## [Exercise task A]
Reproduce the passage of the UAE tax text from "10. Substance and" to "real economic activity." word for word.

## [Extracted text]
==========

2. E-invoicing in the UAE
Businesses should continue preparing for the implementation of e-invoicing in the UAE, with 2026 a preparation and transition period ahead of phased mandatory adoption.
3. More tax audits
Tax authorities are increasingly using data already available across multiple filings to identify audit risks.
4. More beneficial VAT and excise tax penalty regime
Tax disputes are expected to become more frequent and more structured, with clearer administrative objection and appeal processes. The UAE has adopted a new penalty regime for VAT and excise disputes, which now mirrors the penalty regime for corporate tax.
5. Greater emphasis on statutory audit
There is a greater need for the accuracy of financial statements. The International Financial Reporting Standards standards need to be strictly adhered to and, as a result, the quality of the audits will need to increase.
6. Further transfer pricing enforcement
Transfer pricing enforcement, which refers to the practice of establishing prices for internal transactions between related entities, is expected to broaden in scope. The UAE will shortly open the possibility to negotiate advance pricing agreements, or essentially rulings for transfer pricing purposes.
7. Limited time periods for audits
Recent amendments also introduce a default five-year limitation period for tax audits and assessments, subject to specific statutory exceptions. While the standard audit and assessment period is five years, this may be extended to up to 15 years in cases involving fraud or tax evasion.
8. Pillar 2 implementation
Many multinational groups will begin to feel the practical effect of the Domestic Minimum Top-Up Tax (DMTT), the UAE's implementation of the OECD’s global minimum tax under Pillar 2. While the rules apply for financial years starting on or after January 1, 2025, it is 2026 that marks the transition to an operational phase.
9. Reduced compliance obligations for imported goods and services
Businesses that apply the reverse-charge mechanism for VAT purposes in the UAE may benefit from reduced compliance obligations.
10. Substance and CbC reporting focus
Tax authorities are expected to continue strengthening the enforcement of economic substance and Country-by-Country (CbC) reporting frameworks. In the UAE, these regimes are increasingly being used as risk-assessment tools, providing tax authorities with a comprehensive view of multinational groups’ global footprints and enabling them to assess whether profits are aligned with real economic activity.

==========

## [Data shown]

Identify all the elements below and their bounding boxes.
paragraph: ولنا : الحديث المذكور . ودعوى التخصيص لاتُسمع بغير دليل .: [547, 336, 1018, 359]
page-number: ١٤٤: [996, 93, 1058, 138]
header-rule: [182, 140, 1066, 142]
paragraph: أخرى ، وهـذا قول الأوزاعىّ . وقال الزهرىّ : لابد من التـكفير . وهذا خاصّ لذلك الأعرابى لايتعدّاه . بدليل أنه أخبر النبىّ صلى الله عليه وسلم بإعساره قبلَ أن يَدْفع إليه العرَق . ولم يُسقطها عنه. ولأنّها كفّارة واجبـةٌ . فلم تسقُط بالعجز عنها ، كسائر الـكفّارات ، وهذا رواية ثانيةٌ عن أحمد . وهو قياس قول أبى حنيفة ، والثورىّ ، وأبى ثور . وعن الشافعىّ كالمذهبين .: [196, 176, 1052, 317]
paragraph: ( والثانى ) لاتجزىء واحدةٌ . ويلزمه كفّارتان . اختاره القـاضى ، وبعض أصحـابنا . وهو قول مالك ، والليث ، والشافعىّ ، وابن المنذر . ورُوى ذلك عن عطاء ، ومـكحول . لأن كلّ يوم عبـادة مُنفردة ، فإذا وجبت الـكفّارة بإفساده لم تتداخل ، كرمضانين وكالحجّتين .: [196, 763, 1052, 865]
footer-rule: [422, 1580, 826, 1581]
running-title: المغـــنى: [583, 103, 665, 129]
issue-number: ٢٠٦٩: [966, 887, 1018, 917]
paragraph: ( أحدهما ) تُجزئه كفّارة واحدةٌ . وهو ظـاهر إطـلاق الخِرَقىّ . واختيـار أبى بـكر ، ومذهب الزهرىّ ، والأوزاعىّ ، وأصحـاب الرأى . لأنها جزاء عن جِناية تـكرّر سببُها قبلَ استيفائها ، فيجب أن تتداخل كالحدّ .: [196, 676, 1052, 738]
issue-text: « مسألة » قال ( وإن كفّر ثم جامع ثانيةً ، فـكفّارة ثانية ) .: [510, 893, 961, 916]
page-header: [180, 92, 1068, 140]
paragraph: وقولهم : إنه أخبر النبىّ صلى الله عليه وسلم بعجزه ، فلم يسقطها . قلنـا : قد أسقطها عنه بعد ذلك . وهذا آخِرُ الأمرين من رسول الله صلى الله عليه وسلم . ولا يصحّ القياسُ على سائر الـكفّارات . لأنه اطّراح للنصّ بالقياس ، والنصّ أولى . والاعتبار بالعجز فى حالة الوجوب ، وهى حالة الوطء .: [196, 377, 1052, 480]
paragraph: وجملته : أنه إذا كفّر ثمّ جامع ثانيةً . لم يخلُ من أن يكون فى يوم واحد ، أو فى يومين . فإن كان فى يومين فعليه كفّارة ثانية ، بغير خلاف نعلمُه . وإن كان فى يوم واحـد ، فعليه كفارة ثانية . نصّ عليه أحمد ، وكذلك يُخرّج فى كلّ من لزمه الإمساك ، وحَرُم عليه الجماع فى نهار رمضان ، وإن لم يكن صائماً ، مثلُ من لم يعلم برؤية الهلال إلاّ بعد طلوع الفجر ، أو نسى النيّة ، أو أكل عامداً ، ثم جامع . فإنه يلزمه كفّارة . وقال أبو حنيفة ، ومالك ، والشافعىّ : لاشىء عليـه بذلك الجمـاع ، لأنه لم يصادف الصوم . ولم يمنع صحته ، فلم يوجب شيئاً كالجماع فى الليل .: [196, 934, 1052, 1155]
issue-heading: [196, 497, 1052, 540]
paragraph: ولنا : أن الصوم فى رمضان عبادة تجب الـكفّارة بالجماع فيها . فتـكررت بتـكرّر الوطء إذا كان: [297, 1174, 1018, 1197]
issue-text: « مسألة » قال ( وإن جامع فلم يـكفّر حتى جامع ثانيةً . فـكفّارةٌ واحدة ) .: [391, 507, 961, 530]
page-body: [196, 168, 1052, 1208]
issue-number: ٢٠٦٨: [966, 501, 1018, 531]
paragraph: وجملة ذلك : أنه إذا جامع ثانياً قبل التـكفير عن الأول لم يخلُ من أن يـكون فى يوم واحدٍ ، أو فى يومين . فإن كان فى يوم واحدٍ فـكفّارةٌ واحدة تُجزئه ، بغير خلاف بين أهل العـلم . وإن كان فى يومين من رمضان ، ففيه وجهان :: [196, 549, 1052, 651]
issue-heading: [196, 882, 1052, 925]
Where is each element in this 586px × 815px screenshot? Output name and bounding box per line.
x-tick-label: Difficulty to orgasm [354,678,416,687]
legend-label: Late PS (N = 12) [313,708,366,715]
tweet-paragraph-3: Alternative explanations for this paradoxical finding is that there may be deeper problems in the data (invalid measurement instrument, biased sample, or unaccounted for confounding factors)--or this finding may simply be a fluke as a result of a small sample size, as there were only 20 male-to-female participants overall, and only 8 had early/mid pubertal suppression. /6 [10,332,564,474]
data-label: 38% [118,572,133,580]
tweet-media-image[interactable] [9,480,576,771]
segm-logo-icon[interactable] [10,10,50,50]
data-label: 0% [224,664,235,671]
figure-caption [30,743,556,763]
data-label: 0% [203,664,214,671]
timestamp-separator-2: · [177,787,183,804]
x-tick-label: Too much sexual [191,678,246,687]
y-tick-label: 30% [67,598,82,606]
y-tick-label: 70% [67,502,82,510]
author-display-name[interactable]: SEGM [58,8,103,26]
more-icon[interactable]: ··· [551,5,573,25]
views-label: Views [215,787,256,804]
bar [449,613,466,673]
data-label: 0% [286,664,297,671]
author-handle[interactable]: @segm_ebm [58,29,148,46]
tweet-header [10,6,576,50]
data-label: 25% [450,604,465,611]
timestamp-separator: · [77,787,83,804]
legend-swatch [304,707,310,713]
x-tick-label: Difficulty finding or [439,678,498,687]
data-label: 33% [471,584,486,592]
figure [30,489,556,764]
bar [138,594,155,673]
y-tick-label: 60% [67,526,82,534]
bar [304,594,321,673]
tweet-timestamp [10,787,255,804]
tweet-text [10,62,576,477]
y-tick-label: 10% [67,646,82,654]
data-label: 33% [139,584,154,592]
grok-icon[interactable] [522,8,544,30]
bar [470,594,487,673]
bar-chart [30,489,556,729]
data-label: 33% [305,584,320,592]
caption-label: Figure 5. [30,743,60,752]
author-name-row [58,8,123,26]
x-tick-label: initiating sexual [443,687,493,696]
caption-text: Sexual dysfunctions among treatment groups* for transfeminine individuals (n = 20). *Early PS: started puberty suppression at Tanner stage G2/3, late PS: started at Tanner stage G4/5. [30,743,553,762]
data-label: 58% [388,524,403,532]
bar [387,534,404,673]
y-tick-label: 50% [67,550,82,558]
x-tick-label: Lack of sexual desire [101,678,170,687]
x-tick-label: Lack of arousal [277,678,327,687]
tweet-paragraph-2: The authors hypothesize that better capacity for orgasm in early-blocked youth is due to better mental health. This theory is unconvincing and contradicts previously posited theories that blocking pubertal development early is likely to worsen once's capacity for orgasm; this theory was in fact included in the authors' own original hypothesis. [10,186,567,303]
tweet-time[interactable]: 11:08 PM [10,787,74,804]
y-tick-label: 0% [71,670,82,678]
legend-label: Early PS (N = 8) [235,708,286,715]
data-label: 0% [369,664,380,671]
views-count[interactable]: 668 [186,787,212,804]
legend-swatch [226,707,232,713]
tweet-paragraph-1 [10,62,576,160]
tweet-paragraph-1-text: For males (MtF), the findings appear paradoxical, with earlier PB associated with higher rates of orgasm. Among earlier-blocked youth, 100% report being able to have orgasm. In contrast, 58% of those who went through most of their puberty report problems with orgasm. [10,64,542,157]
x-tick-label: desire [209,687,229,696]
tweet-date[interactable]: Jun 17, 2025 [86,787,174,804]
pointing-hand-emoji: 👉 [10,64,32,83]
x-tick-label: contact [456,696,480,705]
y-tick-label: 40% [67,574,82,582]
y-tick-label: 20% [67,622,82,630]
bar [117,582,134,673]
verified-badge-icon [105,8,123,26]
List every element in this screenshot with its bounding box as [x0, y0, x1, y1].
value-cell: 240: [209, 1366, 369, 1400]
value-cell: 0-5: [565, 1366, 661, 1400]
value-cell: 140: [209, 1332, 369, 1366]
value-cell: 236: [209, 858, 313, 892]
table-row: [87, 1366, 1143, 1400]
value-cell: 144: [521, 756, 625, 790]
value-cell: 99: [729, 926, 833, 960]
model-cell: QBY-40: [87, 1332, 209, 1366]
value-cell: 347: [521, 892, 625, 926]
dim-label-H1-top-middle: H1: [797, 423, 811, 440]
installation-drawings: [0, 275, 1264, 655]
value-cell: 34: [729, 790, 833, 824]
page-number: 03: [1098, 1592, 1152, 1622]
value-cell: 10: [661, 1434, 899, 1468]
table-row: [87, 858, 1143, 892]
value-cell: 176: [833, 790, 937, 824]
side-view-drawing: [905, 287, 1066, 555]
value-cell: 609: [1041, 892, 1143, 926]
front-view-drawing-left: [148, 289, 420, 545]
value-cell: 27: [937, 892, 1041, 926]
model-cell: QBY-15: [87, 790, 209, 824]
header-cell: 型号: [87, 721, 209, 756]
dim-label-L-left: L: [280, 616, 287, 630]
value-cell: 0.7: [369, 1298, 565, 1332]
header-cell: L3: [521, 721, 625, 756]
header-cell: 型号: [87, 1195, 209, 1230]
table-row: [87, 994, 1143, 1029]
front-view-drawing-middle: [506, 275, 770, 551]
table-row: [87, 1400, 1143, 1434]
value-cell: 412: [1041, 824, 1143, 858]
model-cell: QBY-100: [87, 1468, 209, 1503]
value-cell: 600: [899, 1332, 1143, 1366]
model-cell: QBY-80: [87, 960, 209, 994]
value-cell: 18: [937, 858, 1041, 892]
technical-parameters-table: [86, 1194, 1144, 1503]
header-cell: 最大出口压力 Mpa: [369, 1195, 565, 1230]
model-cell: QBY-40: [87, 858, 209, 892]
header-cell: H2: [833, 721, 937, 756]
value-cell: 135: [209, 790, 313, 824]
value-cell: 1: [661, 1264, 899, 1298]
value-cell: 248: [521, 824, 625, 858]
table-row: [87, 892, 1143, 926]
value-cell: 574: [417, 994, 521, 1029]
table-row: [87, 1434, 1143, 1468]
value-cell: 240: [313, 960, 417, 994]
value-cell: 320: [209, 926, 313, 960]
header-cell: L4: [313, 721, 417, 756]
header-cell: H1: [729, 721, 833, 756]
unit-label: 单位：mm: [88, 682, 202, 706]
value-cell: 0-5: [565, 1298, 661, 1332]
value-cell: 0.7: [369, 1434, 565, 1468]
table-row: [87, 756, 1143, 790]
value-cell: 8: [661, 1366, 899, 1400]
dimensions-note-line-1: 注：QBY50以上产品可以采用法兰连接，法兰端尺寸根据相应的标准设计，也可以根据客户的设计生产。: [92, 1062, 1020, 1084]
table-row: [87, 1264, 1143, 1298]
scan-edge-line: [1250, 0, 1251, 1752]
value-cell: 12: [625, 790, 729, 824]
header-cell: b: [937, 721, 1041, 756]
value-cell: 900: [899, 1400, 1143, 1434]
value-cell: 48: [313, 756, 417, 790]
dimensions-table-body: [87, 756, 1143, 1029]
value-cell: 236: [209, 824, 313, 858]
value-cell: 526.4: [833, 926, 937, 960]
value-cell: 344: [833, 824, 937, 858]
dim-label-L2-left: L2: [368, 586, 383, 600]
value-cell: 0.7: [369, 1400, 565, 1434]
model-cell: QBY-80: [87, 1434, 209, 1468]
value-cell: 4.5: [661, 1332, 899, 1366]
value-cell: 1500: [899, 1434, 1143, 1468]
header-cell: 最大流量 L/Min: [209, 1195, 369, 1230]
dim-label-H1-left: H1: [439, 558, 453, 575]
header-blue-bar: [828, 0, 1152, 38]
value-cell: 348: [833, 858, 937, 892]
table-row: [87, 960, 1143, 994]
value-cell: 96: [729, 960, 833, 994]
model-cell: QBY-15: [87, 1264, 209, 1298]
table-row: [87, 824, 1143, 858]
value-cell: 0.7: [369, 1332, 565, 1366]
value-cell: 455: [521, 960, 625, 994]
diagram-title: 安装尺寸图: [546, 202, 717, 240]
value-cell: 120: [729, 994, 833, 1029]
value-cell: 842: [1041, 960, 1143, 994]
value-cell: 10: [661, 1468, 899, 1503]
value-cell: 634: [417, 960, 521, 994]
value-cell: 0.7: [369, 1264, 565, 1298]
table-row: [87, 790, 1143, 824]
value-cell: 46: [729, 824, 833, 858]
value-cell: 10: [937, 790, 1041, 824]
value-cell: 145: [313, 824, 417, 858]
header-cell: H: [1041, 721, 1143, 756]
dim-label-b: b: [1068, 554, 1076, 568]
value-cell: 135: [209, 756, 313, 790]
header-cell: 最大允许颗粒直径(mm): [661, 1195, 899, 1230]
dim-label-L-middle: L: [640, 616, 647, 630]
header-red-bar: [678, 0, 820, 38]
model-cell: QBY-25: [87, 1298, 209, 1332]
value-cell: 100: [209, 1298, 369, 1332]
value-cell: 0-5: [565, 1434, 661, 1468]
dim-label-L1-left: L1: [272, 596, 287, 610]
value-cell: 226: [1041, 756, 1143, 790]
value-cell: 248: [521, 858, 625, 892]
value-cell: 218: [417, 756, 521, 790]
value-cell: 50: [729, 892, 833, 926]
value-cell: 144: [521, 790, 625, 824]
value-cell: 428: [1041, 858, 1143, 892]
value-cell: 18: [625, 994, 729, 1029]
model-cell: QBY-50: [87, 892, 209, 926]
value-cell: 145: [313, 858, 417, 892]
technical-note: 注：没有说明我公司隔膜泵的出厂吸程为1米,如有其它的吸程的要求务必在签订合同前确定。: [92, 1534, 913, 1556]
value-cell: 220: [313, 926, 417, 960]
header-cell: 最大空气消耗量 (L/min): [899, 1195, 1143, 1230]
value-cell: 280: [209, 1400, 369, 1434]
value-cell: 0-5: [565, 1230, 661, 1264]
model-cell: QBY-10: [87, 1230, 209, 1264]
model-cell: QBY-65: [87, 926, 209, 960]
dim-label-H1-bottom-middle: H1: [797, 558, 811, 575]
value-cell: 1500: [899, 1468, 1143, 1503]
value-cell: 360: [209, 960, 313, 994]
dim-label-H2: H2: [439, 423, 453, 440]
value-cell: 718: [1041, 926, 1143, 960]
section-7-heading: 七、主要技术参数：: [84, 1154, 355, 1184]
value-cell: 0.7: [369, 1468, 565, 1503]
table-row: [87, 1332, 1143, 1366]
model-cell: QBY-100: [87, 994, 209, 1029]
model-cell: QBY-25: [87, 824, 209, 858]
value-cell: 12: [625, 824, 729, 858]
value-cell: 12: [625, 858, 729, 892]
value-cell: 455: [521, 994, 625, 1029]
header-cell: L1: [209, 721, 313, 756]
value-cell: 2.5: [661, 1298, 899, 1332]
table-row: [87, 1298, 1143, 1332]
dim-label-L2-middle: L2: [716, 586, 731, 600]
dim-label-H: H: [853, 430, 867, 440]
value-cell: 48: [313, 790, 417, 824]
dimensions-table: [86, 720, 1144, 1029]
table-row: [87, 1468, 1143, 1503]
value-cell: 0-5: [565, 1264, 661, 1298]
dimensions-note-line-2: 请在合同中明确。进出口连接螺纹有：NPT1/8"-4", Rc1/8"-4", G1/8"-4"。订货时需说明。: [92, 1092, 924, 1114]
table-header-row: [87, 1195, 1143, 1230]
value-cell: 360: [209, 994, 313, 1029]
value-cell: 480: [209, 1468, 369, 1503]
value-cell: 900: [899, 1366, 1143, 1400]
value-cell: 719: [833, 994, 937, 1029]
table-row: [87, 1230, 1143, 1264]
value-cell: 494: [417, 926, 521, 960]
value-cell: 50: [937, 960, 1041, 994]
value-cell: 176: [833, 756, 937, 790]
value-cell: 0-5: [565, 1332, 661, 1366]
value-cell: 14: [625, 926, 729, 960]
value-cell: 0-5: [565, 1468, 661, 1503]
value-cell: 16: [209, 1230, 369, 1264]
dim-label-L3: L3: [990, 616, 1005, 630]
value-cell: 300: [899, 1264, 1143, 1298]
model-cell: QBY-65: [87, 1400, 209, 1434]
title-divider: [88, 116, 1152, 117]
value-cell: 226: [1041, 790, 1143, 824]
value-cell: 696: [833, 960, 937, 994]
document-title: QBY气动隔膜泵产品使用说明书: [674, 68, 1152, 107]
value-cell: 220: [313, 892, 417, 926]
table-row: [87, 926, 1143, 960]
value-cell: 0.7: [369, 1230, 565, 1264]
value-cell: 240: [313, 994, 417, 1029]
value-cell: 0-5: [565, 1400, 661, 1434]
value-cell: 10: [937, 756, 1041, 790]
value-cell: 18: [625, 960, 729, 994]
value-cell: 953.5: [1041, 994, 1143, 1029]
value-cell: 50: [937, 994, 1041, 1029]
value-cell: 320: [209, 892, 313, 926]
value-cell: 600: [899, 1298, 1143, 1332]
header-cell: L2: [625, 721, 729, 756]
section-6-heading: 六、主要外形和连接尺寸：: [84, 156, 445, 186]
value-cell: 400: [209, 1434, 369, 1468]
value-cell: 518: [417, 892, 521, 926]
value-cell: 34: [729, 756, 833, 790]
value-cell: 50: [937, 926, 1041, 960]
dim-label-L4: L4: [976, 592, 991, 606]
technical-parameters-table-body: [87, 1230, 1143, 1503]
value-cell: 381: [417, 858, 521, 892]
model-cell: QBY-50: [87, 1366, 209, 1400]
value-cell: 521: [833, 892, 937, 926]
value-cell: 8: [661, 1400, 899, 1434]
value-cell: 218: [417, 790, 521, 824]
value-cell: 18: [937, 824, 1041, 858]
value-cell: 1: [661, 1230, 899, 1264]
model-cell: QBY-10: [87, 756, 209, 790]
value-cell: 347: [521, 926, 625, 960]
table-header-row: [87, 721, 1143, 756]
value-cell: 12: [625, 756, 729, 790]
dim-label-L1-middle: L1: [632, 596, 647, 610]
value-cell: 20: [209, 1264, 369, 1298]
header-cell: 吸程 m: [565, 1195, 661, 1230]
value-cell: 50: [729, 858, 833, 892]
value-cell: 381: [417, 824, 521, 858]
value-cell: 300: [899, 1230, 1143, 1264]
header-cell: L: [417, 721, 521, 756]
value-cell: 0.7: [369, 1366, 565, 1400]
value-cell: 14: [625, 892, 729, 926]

==========

## [Exercise task B]
Return the listing verbatim from its first line to the line with "paragraph: أخرى ،", including both of those lines.

## [Finished answer A]
10. Substance and CbC reporting focus
Tax authorities are expected to continue strengthening the enforcement of economic substance and Country-by-Country (CbC) reporting frameworks. In the UAE, these regimes are increasingly being used as risk-assessment tools, providing tax authorities with a comprehensive view of multinational groups’ global footprints and enabling them to assess whether profits are aligned with real economic activity.

## [Finished answer B]
Identify all the elements below and their bounding boxes.
paragraph: ولنا : الحديث المذكور . ودعوى التخصيص لاتُسمع بغير دليل .: [547, 336, 1018, 359]
page-number: ١٤٤: [996, 93, 1058, 138]
header-rule: [182, 140, 1066, 142]
paragraph: أخرى ، وهـذا قول الأوزاعىّ . وقال الزهرىّ : لابد من التـكفير . وهذا خاصّ لذلك الأعرابى لايتعدّاه . بدليل أنه أخبر النبىّ صلى الله عليه وسلم بإعساره قبلَ أن يَدْفع إليه العرَق . ولم يُسقطها عنه. ولأنّها كفّارة واجبـةٌ . فلم تسقُط بالعجز عنها ، كسائر الـكفّارات ، وهذا رواية ثانيةٌ عن أحمد . وهو قياس قول أبى حنيفة ، والثورىّ ، وأبى ثور . وعن الشافعىّ كالمذهبين .: [196, 176, 1052, 317]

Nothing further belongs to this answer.